### Task
Copy each line of the records below that mentions the word "Gattinoni".

### Data excerpts
==*==

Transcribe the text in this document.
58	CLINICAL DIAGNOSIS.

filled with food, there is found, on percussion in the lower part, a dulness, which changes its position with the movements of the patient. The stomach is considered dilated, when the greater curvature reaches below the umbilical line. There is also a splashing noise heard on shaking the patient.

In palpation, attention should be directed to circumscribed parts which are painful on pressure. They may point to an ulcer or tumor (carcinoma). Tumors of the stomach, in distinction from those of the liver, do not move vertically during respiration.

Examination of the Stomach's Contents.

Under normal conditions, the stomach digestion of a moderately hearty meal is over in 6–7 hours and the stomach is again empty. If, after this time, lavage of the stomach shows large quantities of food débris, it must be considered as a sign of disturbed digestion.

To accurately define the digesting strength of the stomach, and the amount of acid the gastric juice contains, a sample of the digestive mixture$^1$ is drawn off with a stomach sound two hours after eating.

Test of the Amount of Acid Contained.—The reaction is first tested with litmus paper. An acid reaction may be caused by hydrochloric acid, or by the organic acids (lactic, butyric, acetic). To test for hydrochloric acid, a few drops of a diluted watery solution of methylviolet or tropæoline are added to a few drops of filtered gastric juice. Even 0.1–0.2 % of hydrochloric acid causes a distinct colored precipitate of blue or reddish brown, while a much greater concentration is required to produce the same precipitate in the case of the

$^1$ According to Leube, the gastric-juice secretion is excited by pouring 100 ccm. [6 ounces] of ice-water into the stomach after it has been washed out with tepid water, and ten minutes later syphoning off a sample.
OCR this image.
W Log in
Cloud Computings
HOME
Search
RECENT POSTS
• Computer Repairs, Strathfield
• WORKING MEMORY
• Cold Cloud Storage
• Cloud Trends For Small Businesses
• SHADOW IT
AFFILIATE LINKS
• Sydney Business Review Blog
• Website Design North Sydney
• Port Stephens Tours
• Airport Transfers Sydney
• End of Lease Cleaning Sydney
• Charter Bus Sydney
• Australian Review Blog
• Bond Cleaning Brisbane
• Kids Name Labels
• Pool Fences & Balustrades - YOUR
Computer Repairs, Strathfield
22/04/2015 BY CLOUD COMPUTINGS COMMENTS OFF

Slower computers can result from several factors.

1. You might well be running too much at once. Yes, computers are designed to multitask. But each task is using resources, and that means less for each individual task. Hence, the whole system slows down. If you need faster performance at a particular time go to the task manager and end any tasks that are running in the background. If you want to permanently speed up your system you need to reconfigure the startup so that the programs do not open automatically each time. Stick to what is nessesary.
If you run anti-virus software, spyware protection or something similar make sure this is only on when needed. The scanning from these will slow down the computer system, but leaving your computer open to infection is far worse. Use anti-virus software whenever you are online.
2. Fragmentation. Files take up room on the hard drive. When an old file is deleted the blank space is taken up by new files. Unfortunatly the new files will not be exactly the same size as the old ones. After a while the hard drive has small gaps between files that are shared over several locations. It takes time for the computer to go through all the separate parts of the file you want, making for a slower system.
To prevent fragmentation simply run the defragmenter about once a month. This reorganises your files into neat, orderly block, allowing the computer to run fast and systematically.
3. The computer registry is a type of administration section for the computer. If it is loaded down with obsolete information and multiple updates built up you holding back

==*==

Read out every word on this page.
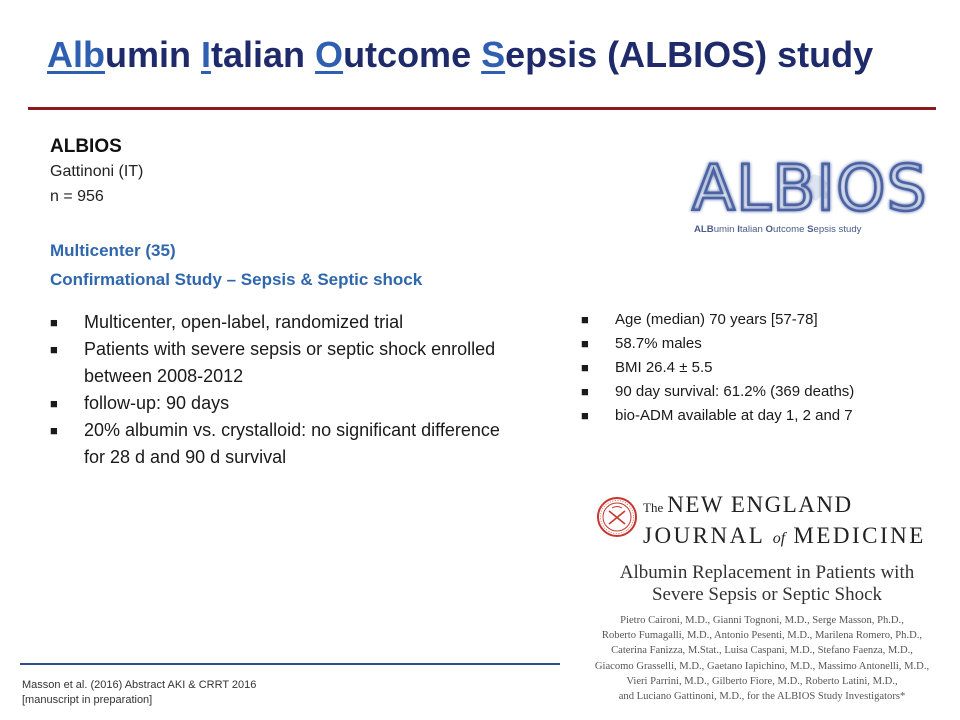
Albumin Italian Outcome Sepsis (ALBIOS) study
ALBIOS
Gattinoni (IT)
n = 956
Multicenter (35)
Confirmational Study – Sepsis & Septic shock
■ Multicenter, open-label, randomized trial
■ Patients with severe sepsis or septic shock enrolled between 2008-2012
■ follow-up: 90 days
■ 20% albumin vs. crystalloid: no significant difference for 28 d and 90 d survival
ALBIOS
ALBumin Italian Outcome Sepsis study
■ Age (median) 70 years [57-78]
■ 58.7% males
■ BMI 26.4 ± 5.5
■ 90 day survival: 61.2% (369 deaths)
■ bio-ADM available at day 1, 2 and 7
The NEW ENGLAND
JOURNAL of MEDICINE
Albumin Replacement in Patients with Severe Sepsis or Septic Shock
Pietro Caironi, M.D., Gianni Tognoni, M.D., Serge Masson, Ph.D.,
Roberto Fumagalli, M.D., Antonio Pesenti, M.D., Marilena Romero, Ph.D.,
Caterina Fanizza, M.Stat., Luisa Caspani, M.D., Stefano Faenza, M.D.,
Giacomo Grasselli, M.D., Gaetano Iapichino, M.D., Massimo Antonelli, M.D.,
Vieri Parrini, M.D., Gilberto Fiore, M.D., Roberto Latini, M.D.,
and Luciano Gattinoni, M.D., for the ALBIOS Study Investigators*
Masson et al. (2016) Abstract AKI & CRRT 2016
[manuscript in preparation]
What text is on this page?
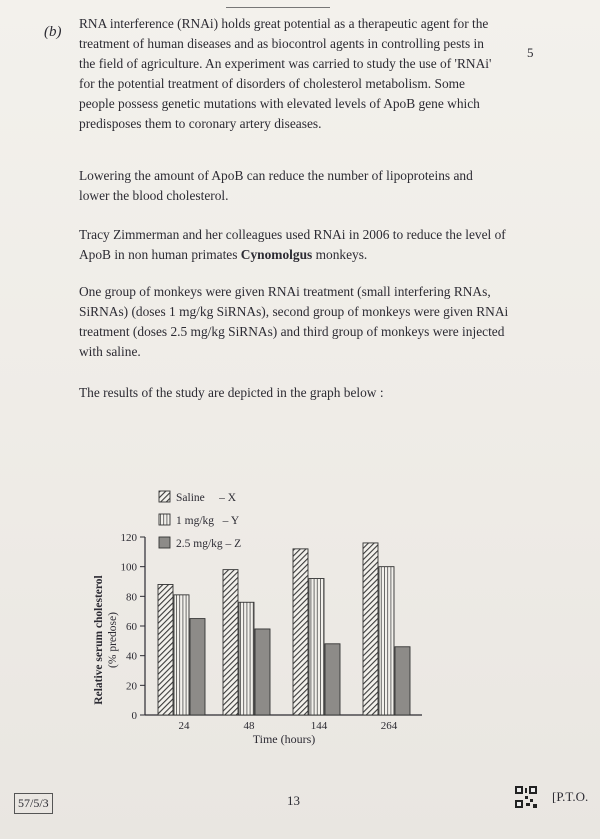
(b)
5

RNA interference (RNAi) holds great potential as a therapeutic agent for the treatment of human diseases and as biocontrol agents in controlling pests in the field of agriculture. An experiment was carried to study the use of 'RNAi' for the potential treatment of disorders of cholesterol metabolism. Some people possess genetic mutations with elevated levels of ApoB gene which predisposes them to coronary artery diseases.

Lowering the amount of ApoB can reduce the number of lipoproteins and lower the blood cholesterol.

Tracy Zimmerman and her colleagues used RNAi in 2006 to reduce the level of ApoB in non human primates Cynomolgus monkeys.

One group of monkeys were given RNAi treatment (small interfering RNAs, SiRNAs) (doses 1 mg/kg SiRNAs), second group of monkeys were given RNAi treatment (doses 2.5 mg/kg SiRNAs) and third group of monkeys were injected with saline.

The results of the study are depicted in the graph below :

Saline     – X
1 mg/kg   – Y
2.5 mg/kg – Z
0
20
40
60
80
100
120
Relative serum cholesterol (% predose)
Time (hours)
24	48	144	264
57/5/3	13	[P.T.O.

==*==

### Worked solution
Gattinoni (IT)
and Luciano Gattinoni, M.D., for the ALBIOS Study Investigators*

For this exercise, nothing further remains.